--- BEGIN ---

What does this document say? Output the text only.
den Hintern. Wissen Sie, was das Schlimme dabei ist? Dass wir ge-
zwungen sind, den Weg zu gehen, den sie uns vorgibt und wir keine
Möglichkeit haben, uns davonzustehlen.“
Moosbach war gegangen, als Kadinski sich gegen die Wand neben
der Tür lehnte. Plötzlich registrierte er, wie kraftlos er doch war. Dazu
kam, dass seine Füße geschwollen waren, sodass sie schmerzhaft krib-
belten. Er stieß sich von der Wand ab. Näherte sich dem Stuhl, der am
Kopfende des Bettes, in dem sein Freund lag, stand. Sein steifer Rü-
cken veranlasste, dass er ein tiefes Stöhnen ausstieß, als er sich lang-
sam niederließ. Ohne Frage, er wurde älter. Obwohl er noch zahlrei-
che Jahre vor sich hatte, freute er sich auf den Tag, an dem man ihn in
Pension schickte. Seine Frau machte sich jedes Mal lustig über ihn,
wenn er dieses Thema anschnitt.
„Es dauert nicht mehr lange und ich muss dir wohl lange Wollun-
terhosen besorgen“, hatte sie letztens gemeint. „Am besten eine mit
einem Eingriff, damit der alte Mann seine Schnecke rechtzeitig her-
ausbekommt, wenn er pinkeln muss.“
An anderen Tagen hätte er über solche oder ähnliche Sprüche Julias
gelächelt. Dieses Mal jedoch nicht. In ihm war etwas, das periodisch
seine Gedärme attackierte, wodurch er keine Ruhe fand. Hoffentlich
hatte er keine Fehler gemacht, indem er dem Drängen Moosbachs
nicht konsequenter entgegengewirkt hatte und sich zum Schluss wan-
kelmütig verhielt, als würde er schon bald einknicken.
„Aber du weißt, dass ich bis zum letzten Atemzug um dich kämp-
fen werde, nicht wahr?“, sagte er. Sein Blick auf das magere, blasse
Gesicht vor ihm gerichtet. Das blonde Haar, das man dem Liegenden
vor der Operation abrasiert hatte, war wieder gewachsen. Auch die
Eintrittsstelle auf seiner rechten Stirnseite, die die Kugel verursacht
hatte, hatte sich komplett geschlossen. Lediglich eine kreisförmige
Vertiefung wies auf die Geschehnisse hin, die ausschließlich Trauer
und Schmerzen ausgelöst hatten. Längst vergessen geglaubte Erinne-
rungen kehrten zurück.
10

--- END ---

_THE PROBLEM_:
Set down the entries verbatim, leaving none out.

_TASK ANSWER_:
What does this document say? Output the text only.
den Hintern. Wissen Sie, was das Schlimme dabei ist? Dass wir ge-
zwungen sind, den Weg zu gehen, den sie uns vorgibt und wir keine
Möglichkeit haben, uns davonzustehlen.“
Moosbach war gegangen, als Kadinski sich gegen die Wand neben
der Tür lehnte. Plötzlich registrierte er, wie kraftlos er doch war. Dazu
kam, dass seine Füße geschwollen waren, sodass sie schmerzhaft krib-
belten. Er stieß sich von der Wand ab. Näherte sich dem Stuhl, der am
Kopfende des Bettes, in dem sein Freund lag, stand. Sein steifer Rü-
cken veranlasste, dass er ein tiefes Stöhnen ausstieß, als er sich lang-
sam niederließ. Ohne Frage, er wurde älter. Obwohl er noch zahlrei-
che Jahre vor sich hatte, freute er sich auf den Tag, an dem man ihn in
Pension schickte. Seine Frau machte sich jedes Mal lustig über ihn,
wenn er dieses Thema anschnitt.
„Es dauert nicht mehr lange und ich muss dir wohl lange Wollun-
terhosen besorgen“, hatte sie letztens gemeint. „Am besten eine mit
einem Eingriff, damit der alte Mann seine Schnecke rechtzeitig her-
ausbekommt, wenn er pinkeln muss.“
An anderen Tagen hätte er über solche oder ähnliche Sprüche Julias
gelächelt. Dieses Mal jedoch nicht. In ihm war etwas, das periodisch
seine Gedärme attackierte, wodurch er keine Ruhe fand. Hoffentlich
hatte er keine Fehler gemacht, indem er dem Drängen Moosbachs
nicht konsequenter entgegengewirkt hatte und sich zum Schluss wan-
kelmütig verhielt, als würde er schon bald einknicken.
„Aber du weißt, dass ich bis zum letzten Atemzug um dich kämp-
fen werde, nicht wahr?“, sagte er. Sein Blick auf das magere, blasse
Gesicht vor ihm gerichtet. Das blonde Haar, das man dem Liegenden
vor der Operation abrasiert hatte, war wieder gewachsen. Auch die
Eintrittsstelle auf seiner rechten Stirnseite, die die Kugel verursacht
hatte, hatte sich komplett geschlossen. Lediglich eine kreisförmige
Vertiefung wies auf die Geschehnisse hin, die ausschließlich Trauer
und Schmerzen ausgelöst hatten. Längst vergessen geglaubte Erinne-
rungen kehrten zurück.
10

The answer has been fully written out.